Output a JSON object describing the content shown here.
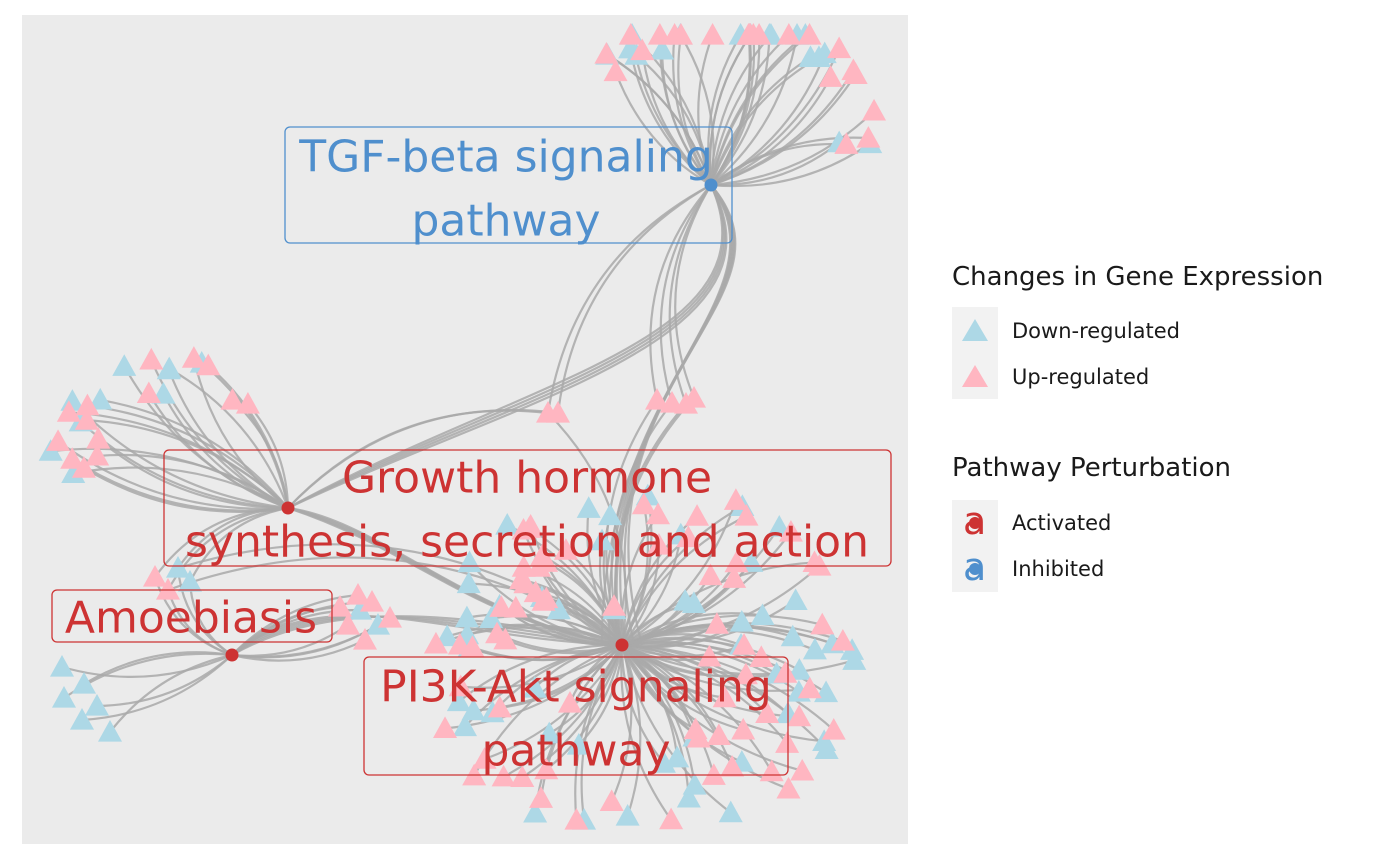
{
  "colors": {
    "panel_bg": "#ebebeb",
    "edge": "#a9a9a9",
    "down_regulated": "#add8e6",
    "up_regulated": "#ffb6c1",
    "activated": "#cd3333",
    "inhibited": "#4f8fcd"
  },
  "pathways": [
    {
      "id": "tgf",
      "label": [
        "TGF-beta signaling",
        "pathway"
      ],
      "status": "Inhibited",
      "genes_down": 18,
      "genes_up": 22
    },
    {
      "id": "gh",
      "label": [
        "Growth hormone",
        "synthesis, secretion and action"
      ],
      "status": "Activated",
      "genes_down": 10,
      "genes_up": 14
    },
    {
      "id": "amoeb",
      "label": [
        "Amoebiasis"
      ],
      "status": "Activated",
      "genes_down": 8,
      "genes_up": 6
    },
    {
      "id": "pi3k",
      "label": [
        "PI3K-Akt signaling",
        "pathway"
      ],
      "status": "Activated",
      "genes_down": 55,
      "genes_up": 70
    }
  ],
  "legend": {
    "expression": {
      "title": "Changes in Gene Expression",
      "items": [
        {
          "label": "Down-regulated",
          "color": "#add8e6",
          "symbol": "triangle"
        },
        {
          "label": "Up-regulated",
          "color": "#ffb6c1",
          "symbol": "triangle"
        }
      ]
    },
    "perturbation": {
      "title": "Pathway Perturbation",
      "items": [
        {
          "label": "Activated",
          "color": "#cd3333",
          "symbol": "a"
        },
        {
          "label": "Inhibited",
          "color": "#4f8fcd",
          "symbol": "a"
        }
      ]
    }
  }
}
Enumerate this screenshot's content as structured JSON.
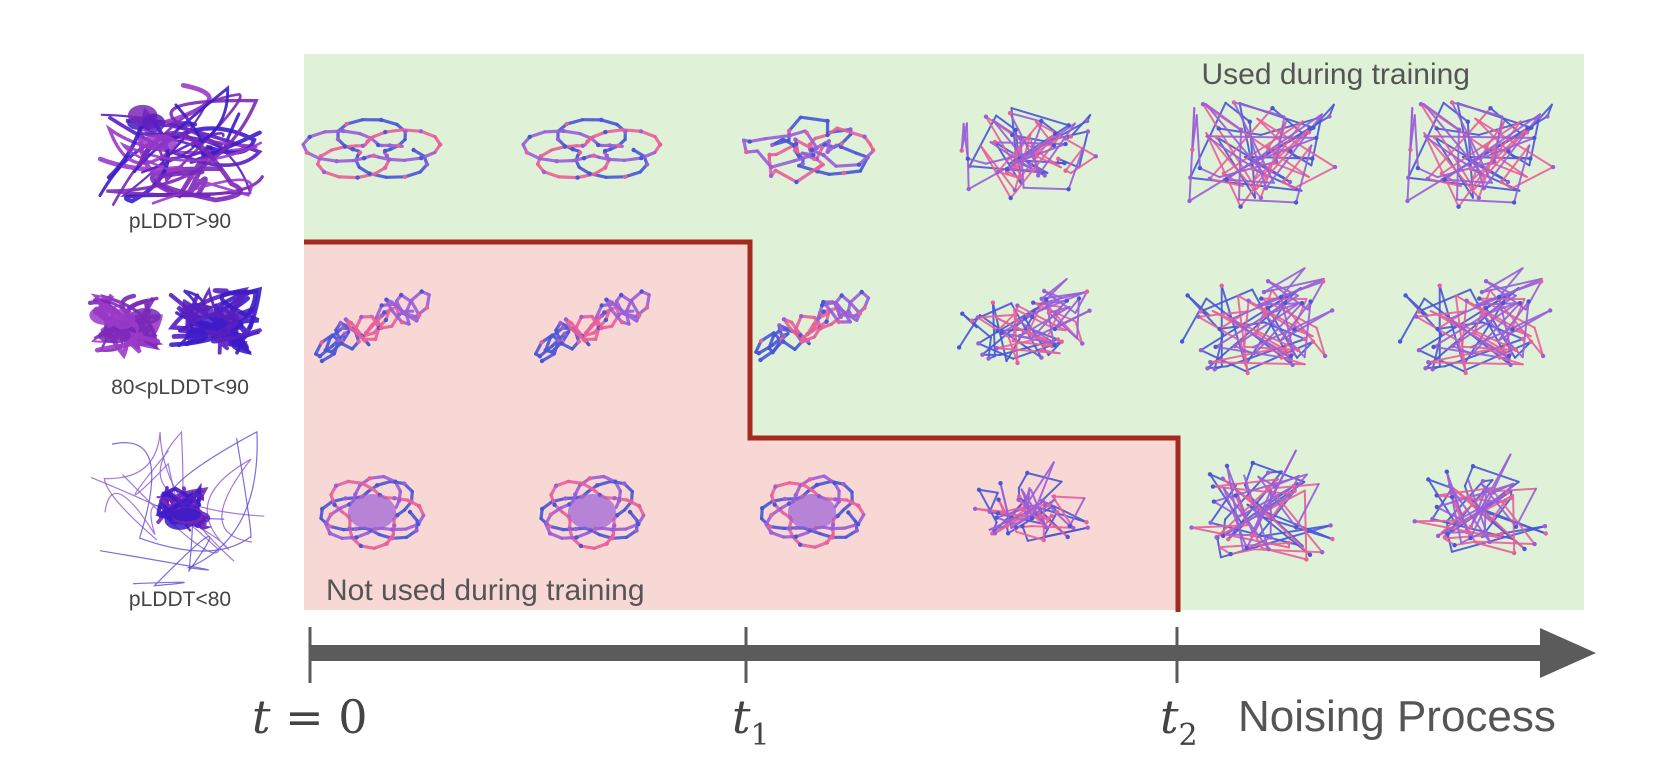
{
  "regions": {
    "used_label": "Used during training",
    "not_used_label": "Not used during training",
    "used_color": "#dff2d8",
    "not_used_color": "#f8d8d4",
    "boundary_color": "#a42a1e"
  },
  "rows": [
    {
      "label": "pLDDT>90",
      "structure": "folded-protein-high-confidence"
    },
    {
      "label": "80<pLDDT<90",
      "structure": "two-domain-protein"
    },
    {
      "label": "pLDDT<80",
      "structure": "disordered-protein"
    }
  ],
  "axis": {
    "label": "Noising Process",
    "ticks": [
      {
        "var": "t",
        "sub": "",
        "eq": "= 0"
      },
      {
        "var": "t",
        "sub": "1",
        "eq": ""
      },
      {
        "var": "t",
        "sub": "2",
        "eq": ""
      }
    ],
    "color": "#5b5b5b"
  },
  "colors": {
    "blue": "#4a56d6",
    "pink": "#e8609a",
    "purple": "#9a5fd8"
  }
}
══════
Task goal. Where a line contains "Enumerate this screenshot's", begin there and set down exactly each line through the end of the data above, omitting any pictures.

Solution to the exercise.
Enumerate this screenshot's content as structured JSON.
{
  "regions": {
    "used_label": "Used during training",
    "not_used_label": "Not used during training",
    "used_color": "#dff2d8",
    "not_used_color": "#f8d8d4",
    "boundary_color": "#a42a1e"
  },
  "rows": [
    {
      "label": "pLDDT>90",
      "structure": "folded-protein-high-confidence"
    },
    {
      "label": "80<pLDDT<90",
      "structure": "two-domain-protein"
    },
    {
      "label": "pLDDT<80",
      "structure": "disordered-protein"
    }
  ],
  "axis": {
    "label": "Noising Process",
    "ticks": [
      {
        "var": "t",
        "sub": "",
        "eq": "= 0"
      },
      {
        "var": "t",
        "sub": "1",
        "eq": ""
      },
      {
        "var": "t",
        "sub": "2",
        "eq": ""
      }
    ],
    "color": "#5b5b5b"
  },
  "colors": {
    "blue": "#4a56d6",
    "pink": "#e8609a",
    "purple": "#9a5fd8"
  }
}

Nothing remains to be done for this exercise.